## Problem statement
Copy every line below where the string "this" is found.

## Provided material
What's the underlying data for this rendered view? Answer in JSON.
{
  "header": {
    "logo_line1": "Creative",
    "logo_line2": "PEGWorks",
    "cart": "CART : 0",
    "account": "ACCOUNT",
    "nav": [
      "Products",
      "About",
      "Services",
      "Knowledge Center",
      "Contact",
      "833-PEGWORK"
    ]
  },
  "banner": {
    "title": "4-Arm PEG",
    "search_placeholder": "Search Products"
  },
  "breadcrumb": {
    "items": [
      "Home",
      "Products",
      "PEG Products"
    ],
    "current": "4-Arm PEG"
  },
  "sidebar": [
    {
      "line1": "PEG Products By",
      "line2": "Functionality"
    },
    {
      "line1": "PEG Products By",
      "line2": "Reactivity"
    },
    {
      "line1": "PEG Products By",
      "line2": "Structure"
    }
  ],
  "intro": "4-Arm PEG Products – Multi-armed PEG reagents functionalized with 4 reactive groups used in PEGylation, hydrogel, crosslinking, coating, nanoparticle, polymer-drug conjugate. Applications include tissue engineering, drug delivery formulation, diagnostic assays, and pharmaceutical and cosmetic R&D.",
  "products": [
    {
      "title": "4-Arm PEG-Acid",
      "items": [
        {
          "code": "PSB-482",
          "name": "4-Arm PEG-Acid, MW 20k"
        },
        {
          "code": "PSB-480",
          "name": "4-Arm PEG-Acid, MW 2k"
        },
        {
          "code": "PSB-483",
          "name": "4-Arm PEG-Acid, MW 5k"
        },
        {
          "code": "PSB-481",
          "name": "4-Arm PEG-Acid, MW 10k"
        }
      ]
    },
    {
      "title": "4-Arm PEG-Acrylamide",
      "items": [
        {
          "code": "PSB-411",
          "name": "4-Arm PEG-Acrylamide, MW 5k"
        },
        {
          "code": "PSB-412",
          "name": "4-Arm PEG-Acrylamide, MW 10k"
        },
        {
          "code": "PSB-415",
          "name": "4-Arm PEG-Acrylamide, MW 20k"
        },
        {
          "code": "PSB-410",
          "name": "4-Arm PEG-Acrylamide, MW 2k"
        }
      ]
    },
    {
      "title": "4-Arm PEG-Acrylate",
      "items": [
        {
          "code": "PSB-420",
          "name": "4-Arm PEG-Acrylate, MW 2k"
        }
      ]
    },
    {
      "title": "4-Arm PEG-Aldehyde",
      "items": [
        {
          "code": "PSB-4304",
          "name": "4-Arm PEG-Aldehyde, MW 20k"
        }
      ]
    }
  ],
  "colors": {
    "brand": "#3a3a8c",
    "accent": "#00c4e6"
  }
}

* * *

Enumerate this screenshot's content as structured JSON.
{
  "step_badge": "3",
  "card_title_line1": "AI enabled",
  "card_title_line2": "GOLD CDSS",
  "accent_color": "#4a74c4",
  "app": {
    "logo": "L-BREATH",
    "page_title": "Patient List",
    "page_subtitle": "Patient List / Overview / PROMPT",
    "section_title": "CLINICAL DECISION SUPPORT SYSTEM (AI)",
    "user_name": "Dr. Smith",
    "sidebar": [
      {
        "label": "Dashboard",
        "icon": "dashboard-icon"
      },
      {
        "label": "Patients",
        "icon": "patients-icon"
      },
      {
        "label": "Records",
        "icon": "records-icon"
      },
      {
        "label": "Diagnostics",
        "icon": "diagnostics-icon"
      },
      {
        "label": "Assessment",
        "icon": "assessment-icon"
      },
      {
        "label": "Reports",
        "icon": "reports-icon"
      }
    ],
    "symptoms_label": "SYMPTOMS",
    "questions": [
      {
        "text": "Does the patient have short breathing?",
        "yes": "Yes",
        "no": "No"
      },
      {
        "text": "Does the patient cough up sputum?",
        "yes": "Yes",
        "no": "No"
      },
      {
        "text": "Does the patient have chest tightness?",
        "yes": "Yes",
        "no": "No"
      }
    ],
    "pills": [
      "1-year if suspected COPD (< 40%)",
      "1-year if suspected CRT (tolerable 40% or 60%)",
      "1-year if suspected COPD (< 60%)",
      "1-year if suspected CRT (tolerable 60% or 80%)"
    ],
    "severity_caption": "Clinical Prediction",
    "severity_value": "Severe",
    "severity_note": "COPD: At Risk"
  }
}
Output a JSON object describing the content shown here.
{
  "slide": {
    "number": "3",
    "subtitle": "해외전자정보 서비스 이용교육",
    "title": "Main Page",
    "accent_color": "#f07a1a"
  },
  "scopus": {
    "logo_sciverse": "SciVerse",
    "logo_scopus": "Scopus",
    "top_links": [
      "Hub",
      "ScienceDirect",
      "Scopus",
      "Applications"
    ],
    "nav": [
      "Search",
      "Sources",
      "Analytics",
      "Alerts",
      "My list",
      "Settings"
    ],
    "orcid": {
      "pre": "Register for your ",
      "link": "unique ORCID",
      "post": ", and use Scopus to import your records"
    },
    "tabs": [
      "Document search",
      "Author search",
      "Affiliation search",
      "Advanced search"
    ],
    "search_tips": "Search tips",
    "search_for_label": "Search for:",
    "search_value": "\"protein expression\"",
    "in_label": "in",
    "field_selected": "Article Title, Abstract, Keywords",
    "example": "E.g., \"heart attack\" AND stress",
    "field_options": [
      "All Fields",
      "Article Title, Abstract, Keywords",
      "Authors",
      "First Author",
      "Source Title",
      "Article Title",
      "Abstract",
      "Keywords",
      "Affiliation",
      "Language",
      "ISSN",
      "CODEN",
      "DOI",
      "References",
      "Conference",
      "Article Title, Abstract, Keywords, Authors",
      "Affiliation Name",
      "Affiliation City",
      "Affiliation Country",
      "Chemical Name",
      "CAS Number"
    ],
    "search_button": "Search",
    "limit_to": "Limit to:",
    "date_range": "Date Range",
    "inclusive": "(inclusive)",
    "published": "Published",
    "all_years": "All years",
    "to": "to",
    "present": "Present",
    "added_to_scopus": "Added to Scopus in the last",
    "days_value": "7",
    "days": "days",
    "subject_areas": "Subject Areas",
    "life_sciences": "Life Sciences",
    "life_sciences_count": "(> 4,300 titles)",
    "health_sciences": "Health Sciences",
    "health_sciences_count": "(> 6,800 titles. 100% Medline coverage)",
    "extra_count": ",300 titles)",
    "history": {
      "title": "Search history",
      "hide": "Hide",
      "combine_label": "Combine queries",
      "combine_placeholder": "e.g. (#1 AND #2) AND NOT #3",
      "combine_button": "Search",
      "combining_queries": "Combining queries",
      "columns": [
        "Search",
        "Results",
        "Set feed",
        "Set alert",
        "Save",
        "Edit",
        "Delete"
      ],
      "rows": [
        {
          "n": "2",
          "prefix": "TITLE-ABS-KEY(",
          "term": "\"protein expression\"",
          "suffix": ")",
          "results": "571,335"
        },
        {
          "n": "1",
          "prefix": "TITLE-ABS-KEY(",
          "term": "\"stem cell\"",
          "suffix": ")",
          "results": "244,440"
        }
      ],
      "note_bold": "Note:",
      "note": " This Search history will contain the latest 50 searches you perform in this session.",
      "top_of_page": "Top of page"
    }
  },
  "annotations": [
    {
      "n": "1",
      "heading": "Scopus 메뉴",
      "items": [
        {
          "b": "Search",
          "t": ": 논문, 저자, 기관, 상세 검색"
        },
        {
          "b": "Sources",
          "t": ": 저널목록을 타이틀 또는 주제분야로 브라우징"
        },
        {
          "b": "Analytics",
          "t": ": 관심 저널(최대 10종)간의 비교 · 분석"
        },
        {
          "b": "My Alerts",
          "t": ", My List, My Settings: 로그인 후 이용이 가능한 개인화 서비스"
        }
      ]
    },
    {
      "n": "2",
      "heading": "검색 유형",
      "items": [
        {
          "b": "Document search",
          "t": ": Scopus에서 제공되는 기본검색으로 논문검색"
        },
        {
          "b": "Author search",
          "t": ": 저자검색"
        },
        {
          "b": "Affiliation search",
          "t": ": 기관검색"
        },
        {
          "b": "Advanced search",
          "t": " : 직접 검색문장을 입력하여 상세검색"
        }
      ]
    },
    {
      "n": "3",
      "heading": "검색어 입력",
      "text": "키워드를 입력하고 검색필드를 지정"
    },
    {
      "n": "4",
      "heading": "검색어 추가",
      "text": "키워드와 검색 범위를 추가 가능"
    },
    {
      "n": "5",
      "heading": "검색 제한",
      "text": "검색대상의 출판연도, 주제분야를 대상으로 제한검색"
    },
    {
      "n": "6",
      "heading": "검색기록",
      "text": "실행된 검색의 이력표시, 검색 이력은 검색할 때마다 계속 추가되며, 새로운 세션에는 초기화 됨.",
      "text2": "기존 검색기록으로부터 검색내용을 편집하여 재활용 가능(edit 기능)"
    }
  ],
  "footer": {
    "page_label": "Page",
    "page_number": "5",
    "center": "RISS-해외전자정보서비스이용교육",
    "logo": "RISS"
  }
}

## Task response
What's the underlying data for this rendered view? Answer in JSON.
Enumerate this screenshot's content as structured JSON.
      "note": " This Search history will contain the latest 50 searches you perform in this session.",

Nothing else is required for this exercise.